**WHAT TO WORK ON**
Look through the lines below and extract any with the word "chevron".

Collected data entries

════════

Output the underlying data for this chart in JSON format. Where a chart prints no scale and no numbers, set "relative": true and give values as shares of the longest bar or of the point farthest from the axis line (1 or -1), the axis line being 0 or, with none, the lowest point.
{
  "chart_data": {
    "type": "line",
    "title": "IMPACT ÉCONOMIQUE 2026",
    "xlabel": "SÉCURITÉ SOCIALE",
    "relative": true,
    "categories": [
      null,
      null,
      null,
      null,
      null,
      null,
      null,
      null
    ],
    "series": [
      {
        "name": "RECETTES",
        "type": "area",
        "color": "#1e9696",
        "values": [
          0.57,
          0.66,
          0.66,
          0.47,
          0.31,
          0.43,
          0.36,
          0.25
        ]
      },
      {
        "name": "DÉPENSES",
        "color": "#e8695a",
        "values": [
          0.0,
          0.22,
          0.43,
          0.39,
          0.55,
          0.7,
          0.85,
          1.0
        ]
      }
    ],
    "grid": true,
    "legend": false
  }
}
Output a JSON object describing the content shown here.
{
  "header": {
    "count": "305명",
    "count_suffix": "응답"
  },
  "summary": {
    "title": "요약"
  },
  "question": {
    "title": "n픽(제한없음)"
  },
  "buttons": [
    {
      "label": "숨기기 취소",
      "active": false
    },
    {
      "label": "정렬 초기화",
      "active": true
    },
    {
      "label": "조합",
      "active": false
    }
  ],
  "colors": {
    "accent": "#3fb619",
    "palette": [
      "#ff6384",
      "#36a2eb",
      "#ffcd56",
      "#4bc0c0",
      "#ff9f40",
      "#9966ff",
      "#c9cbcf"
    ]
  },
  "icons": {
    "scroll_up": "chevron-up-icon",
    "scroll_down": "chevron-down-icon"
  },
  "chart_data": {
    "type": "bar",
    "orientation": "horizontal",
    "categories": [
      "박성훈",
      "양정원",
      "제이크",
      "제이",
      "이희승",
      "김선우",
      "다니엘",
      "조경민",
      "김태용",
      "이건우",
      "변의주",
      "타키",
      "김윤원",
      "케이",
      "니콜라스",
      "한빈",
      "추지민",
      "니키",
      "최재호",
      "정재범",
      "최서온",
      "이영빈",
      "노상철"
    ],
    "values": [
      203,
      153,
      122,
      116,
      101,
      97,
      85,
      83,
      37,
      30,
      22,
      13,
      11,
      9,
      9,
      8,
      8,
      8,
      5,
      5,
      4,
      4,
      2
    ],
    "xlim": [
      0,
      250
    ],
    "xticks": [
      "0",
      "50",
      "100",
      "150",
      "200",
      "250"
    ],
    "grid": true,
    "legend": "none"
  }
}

════════

**THE RESULT**
    "scroll_up": "chevron-up-icon",
    "scroll_down": "chevron-down-icon"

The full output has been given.